DIRECTIONS
Quote the entries word for word. Omit the pictures.

(Entries with figure data)

□ □ □ □

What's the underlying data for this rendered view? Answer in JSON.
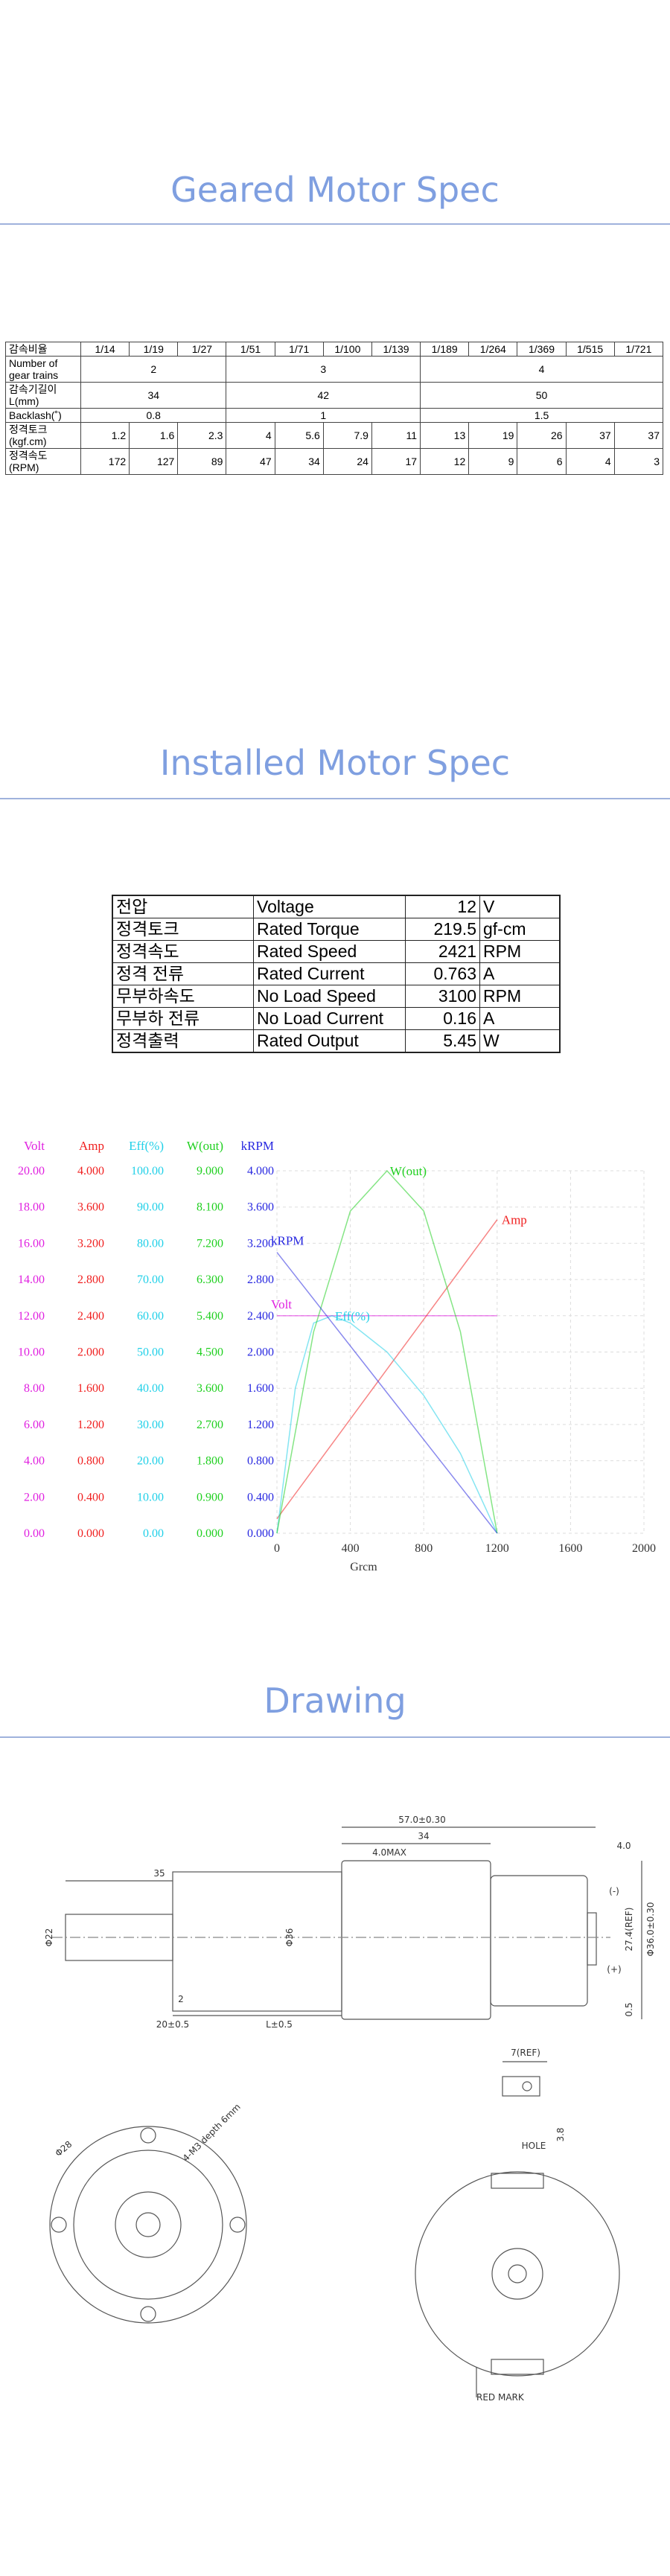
{
  "geared_spec": {
    "title": "Geared Motor Spec",
    "table": {
      "header": [
        "감속비율",
        "1/14",
        "1/19",
        "1/27",
        "1/51",
        "1/71",
        "1/100",
        "1/139",
        "1/189",
        "1/264",
        "1/369",
        "1/515",
        "1/721"
      ],
      "rows": [
        {
          "label": "Number of gear trains",
          "cells": [
            2,
            3,
            4
          ]
        },
        {
          "label": "감속기길이 L(mm)",
          "cells": [
            34,
            42,
            50
          ]
        },
        {
          "label": "Backlash(˚)",
          "cells": [
            0.8,
            1,
            1.5
          ]
        },
        {
          "label": "정격토크 (kgf.cm)",
          "cells": [
            1.2,
            1.6,
            2.3,
            4,
            5.6,
            7.9,
            11,
            13,
            19,
            26,
            37,
            37
          ]
        },
        {
          "label": "정격속도 (RPM)",
          "cells": [
            172,
            127,
            89,
            47,
            34,
            24,
            17,
            12,
            9,
            6,
            4,
            3
          ]
        }
      ]
    }
  },
  "installed_spec": {
    "title": "Installed Motor Spec",
    "table": {
      "rows": [
        [
          "전압",
          "Voltage",
          12,
          "V"
        ],
        [
          "정격토크",
          "Rated Torque",
          219.5,
          "gf-cm"
        ],
        [
          "정격속도",
          "Rated Speed",
          2421,
          "RPM"
        ],
        [
          "정격 전류",
          "Rated Current",
          0.763,
          "A"
        ],
        [
          "무부하속도",
          "No Load Speed",
          3100,
          "RPM"
        ],
        [
          "무부하 전류",
          "No Load Current",
          0.16,
          "A"
        ],
        [
          "정격출력",
          "Rated Output",
          5.45,
          "W"
        ]
      ]
    }
  },
  "chart_data": {
    "type": "line",
    "xlabel": "Grcm",
    "xlim": [
      0,
      2000
    ],
    "xticks": [
      0,
      400,
      800,
      1200,
      1600,
      2000
    ],
    "grid": true,
    "axes": [
      {
        "name": "Volt",
        "color": "#e020e0",
        "ylim": [
          0,
          20
        ],
        "yticks": [
          {
            "value": 0,
            "label": "0.00"
          },
          {
            "value": 2,
            "label": "2.00"
          },
          {
            "value": 4,
            "label": "4.00"
          },
          {
            "value": 6,
            "label": "6.00"
          },
          {
            "value": 8,
            "label": "8.00"
          },
          {
            "value": 10,
            "label": "10.00"
          },
          {
            "value": 12,
            "label": "12.00"
          },
          {
            "value": 14,
            "label": "14.00"
          },
          {
            "value": 16,
            "label": "16.00"
          },
          {
            "value": 18,
            "label": "18.00"
          },
          {
            "value": 20,
            "label": "20.00"
          }
        ],
        "x": [
          0,
          1200
        ],
        "values": [
          12,
          12
        ]
      },
      {
        "name": "Amp",
        "color": "#f02020",
        "ylim": [
          0,
          4
        ],
        "yticks": [
          {
            "value": 0,
            "label": "0.000"
          },
          {
            "value": 0.4,
            "label": "0.400"
          },
          {
            "value": 0.8,
            "label": "0.800"
          },
          {
            "value": 1.2,
            "label": "1.200"
          },
          {
            "value": 1.6,
            "label": "1.600"
          },
          {
            "value": 2,
            "label": "2.000"
          },
          {
            "value": 2.4,
            "label": "2.400"
          },
          {
            "value": 2.8,
            "label": "2.800"
          },
          {
            "value": 3.2,
            "label": "3.200"
          },
          {
            "value": 3.6,
            "label": "3.600"
          },
          {
            "value": 4,
            "label": "4.000"
          }
        ],
        "x": [
          0,
          1200
        ],
        "values": [
          0.16,
          3.46
        ]
      },
      {
        "name": "Eff(%)",
        "color": "#20d0e8",
        "ylim": [
          0,
          100
        ],
        "yticks": [
          {
            "value": 0,
            "label": "0.00"
          },
          {
            "value": 10,
            "label": "10.00"
          },
          {
            "value": 20,
            "label": "20.00"
          },
          {
            "value": 30,
            "label": "30.00"
          },
          {
            "value": 40,
            "label": "40.00"
          },
          {
            "value": 50,
            "label": "50.00"
          },
          {
            "value": 60,
            "label": "60.00"
          },
          {
            "value": 70,
            "label": "70.00"
          },
          {
            "value": 80,
            "label": "80.00"
          },
          {
            "value": 90,
            "label": "90.00"
          },
          {
            "value": 100,
            "label": "100.00"
          }
        ],
        "x": [
          0,
          100,
          200,
          300,
          400,
          600,
          800,
          1000,
          1200
        ],
        "values": [
          0,
          40,
          58,
          60,
          58,
          50,
          38,
          22,
          0
        ]
      },
      {
        "name": "W(out)",
        "color": "#20d020",
        "ylim": [
          0,
          9
        ],
        "yticks": [
          {
            "value": 0,
            "label": "0.000"
          },
          {
            "value": 0.9,
            "label": "0.900"
          },
          {
            "value": 1.8,
            "label": "1.800"
          },
          {
            "value": 2.7,
            "label": "2.700"
          },
          {
            "value": 3.6,
            "label": "3.600"
          },
          {
            "value": 4.5,
            "label": "4.500"
          },
          {
            "value": 5.4,
            "label": "5.400"
          },
          {
            "value": 6.3,
            "label": "6.300"
          },
          {
            "value": 7.2,
            "label": "7.200"
          },
          {
            "value": 8.1,
            "label": "8.100"
          },
          {
            "value": 9,
            "label": "9.000"
          }
        ],
        "x": [
          0,
          200,
          400,
          600,
          800,
          1000,
          1200
        ],
        "values": [
          0,
          5,
          8,
          9,
          8,
          5,
          0
        ]
      },
      {
        "name": "kRPM",
        "color": "#2828e0",
        "ylim": [
          0,
          4
        ],
        "yticks": [
          {
            "value": 0,
            "label": "0.000"
          },
          {
            "value": 0.4,
            "label": "0.400"
          },
          {
            "value": 0.8,
            "label": "0.800"
          },
          {
            "value": 1.2,
            "label": "1.200"
          },
          {
            "value": 1.6,
            "label": "1.600"
          },
          {
            "value": 2,
            "label": "2.000"
          },
          {
            "value": 2.4,
            "label": "2.400"
          },
          {
            "value": 2.8,
            "label": "2.800"
          },
          {
            "value": 3.2,
            "label": "3.200"
          },
          {
            "value": 3.6,
            "label": "3.600"
          },
          {
            "value": 4,
            "label": "4.000"
          }
        ],
        "x": [
          0,
          1200
        ],
        "values": [
          3.1,
          0
        ]
      }
    ]
  },
  "drawing": {
    "title": "Drawing",
    "labels": [
      "57.0±0.30",
      "34",
      "4.0MAX",
      "4.0",
      "35",
      "Φ22",
      "Φ36",
      "20±0.5",
      "L±0.5",
      "2",
      "27.4(REF)",
      "Φ36.0±0.30",
      "0.5",
      "(-)",
      "(+)",
      "7(REF)",
      "HOLE",
      "3.8",
      "Φ28",
      "4-M3 depth 6mm",
      "RED MARK"
    ]
  }
}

□ □ □ □

SOLUTION TO THIS PROBLEM
What's the underlying data for this rendered view? Answer in JSON.
{
  "geared_spec": {
    "title": "Geared Motor Spec",
    "table": {
      "header": [
        "감속비율",
        "1/14",
        "1/19",
        "1/27",
        "1/51",
        "1/71",
        "1/100",
        "1/139",
        "1/189",
        "1/264",
        "1/369",
        "1/515",
        "1/721"
      ],
      "rows": [
        {
          "label": "Number of gear trains",
          "cells": [
            2,
            3,
            4
          ]
        },
        {
          "label": "감속기길이 L(mm)",
          "cells": [
            34,
            42,
            50
          ]
        },
        {
          "label": "Backlash(˚)",
          "cells": [
            0.8,
            1,
            1.5
          ]
        },
        {
          "label": "정격토크 (kgf.cm)",
          "cells": [
            1.2,
            1.6,
            2.3,
            4,
            5.6,
            7.9,
            11,
            13,
            19,
            26,
            37,
            37
          ]
        },
        {
          "label": "정격속도 (RPM)",
          "cells": [
            172,
            127,
            89,
            47,
            34,
            24,
            17,
            12,
            9,
            6,
            4,
            3
          ]
        }
      ]
    }
  },
  "installed_spec": {
    "title": "Installed Motor Spec",
    "table": {
      "rows": [
        [
          "전압",
          "Voltage",
          12,
          "V"
        ],
        [
          "정격토크",
          "Rated Torque",
          219.5,
          "gf-cm"
        ],
        [
          "정격속도",
          "Rated Speed",
          2421,
          "RPM"
        ],
        [
          "정격 전류",
          "Rated Current",
          0.763,
          "A"
        ],
        [
          "무부하속도",
          "No Load Speed",
          3100,
          "RPM"
        ],
        [
          "무부하 전류",
          "No Load Current",
          0.16,
          "A"
        ],
        [
          "정격출력",
          "Rated Output",
          5.45,
          "W"
        ]
      ]
    }
  },
  "chart_data": {
    "type": "line",
    "xlabel": "Grcm",
    "xlim": [
      0,
      2000
    ],
    "xticks": [
      0,
      400,
      800,
      1200,
      1600,
      2000
    ],
    "grid": true,
    "axes": [
      {
        "name": "Volt",
        "color": "#e020e0",
        "ylim": [
          0,
          20
        ],
        "yticks": [
          {
            "value": 0,
            "label": "0.00"
          },
          {
            "value": 2,
            "label": "2.00"
          },
          {
            "value": 4,
            "label": "4.00"
          },
          {
            "value": 6,
            "label": "6.00"
          },
          {
            "value": 8,
            "label": "8.00"
          },
          {
            "value": 10,
            "label": "10.00"
          },
          {
            "value": 12,
            "label": "12.00"
          },
          {
            "value": 14,
            "label": "14.00"
          },
          {
            "value": 16,
            "label": "16.00"
          },
          {
            "value": 18,
            "label": "18.00"
          },
          {
            "value": 20,
            "label": "20.00"
          }
        ],
        "x": [
          0,
          1200
        ],
        "values": [
          12,
          12
        ]
      },
      {
        "name": "Amp",
        "color": "#f02020",
        "ylim": [
          0,
          4
        ],
        "yticks": [
          {
            "value": 0,
            "label": "0.000"
          },
          {
            "value": 0.4,
            "label": "0.400"
          },
          {
            "value": 0.8,
            "label": "0.800"
          },
          {
            "value": 1.2,
            "label": "1.200"
          },
          {
            "value": 1.6,
            "label": "1.600"
          },
          {
            "value": 2,
            "label": "2.000"
          },
          {
            "value": 2.4,
            "label": "2.400"
          },
          {
            "value": 2.8,
            "label": "2.800"
          },
          {
            "value": 3.2,
            "label": "3.200"
          },
          {
            "value": 3.6,
            "label": "3.600"
          },
          {
            "value": 4,
            "label": "4.000"
          }
        ],
        "x": [
          0,
          1200
        ],
        "values": [
          0.16,
          3.46
        ]
      },
      {
        "name": "Eff(%)",
        "color": "#20d0e8",
        "ylim": [
          0,
          100
        ],
        "yticks": [
          {
            "value": 0,
            "label": "0.00"
          },
          {
            "value": 10,
            "label": "10.00"
          },
          {
            "value": 20,
            "label": "20.00"
          },
          {
            "value": 30,
            "label": "30.00"
          },
          {
            "value": 40,
            "label": "40.00"
          },
          {
            "value": 50,
            "label": "50.00"
          },
          {
            "value": 60,
            "label": "60.00"
          },
          {
            "value": 70,
            "label": "70.00"
          },
          {
            "value": 80,
            "label": "80.00"
          },
          {
            "value": 90,
            "label": "90.00"
          },
          {
            "value": 100,
            "label": "100.00"
          }
        ],
        "x": [
          0,
          100,
          200,
          300,
          400,
          600,
          800,
          1000,
          1200
        ],
        "values": [
          0,
          40,
          58,
          60,
          58,
          50,
          38,
          22,
          0
        ]
      },
      {
        "name": "W(out)",
        "color": "#20d020",
        "ylim": [
          0,
          9
        ],
        "yticks": [
          {
            "value": 0,
            "label": "0.000"
          },
          {
            "value": 0.9,
            "label": "0.900"
          },
          {
            "value": 1.8,
            "label": "1.800"
          },
          {
            "value": 2.7,
            "label": "2.700"
          },
          {
            "value": 3.6,
            "label": "3.600"
          },
          {
            "value": 4.5,
            "label": "4.500"
          },
          {
            "value": 5.4,
            "label": "5.400"
          },
          {
            "value": 6.3,
            "label": "6.300"
          },
          {
            "value": 7.2,
            "label": "7.200"
          },
          {
            "value": 8.1,
            "label": "8.100"
          },
          {
            "value": 9,
            "label": "9.000"
          }
        ],
        "x": [
          0,
          200,
          400,
          600,
          800,
          1000,
          1200
        ],
        "values": [
          0,
          5,
          8,
          9,
          8,
          5,
          0
        ]
      },
      {
        "name": "kRPM",
        "color": "#2828e0",
        "ylim": [
          0,
          4
        ],
        "yticks": [
          {
            "value": 0,
            "label": "0.000"
          },
          {
            "value": 0.4,
            "label": "0.400"
          },
          {
            "value": 0.8,
            "label": "0.800"
          },
          {
            "value": 1.2,
            "label": "1.200"
          },
          {
            "value": 1.6,
            "label": "1.600"
          },
          {
            "value": 2,
            "label": "2.000"
          },
          {
            "value": 2.4,
            "label": "2.400"
          },
          {
            "value": 2.8,
            "label": "2.800"
          },
          {
            "value": 3.2,
            "label": "3.200"
          },
          {
            "value": 3.6,
            "label": "3.600"
          },
          {
            "value": 4,
            "label": "4.000"
          }
        ],
        "x": [
          0,
          1200
        ],
        "values": [
          3.1,
          0
        ]
      }
    ]
  },
  "drawing": {
    "title": "Drawing",
    "labels": [
      "57.0±0.30",
      "34",
      "4.0MAX",
      "4.0",
      "35",
      "Φ22",
      "Φ36",
      "20±0.5",
      "L±0.5",
      "2",
      "27.4(REF)",
      "Φ36.0±0.30",
      "0.5",
      "(-)",
      "(+)",
      "7(REF)",
      "HOLE",
      "3.8",
      "Φ28",
      "4-M3 depth 6mm",
      "RED MARK"
    ]
  }
}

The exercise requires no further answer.